* **Your instructions**
Check each line of the material below for "providers", then copy the ones that contain it.

* **Records for the exercise**
--------------------
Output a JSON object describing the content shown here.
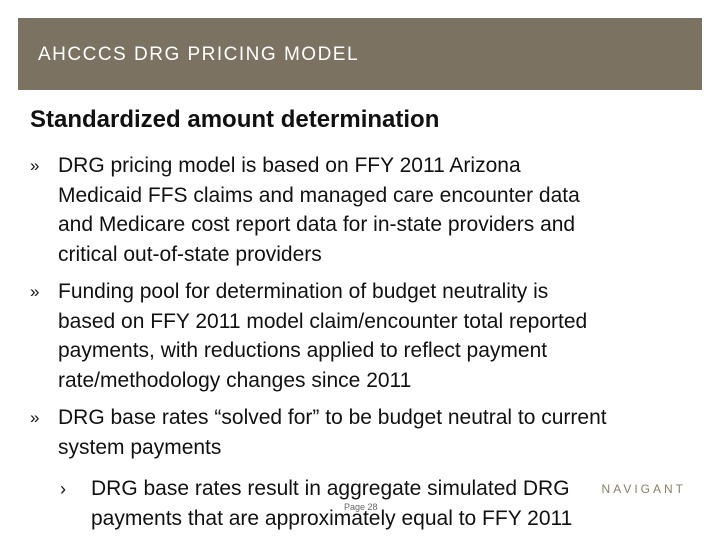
{
  "header": {
    "title": "AHCCCS DRG PRICING MODEL",
    "bar_color": "#7b7262"
  },
  "section": {
    "heading": "Standardized amount determination"
  },
  "bullets": [
    {
      "marker": "»",
      "lines": [
        "DRG pricing model is based on FFY 2011 Arizona",
        "Medicaid FFS claims and managed care encounter data",
        "and Medicare cost report data for in-state providers and",
        "critical out-of-state providers"
      ]
    },
    {
      "marker": "»",
      "lines": [
        "Funding pool for determination of budget neutrality is",
        "based on FFY 2011 model claim/encounter total reported",
        "payments, with reductions applied to reflect payment",
        "rate/methodology changes since 2011"
      ]
    },
    {
      "marker": "»",
      "lines": [
        "DRG base rates “solved for” to be budget neutral to current",
        "system payments"
      ]
    }
  ],
  "sub_bullets": [
    {
      "marker": "›",
      "lines": [
        "DRG base rates result in aggregate simulated DRG",
        "payments that are approximately equal to FFY 2011"
      ]
    }
  ],
  "footer": {
    "logo_text": "NAVIGANT",
    "page_label": "Page 28"
  }
}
--------------------
* **Solved exercise**
        "and Medicare cost report data for in-state providers and",
        "critical out-of-state providers"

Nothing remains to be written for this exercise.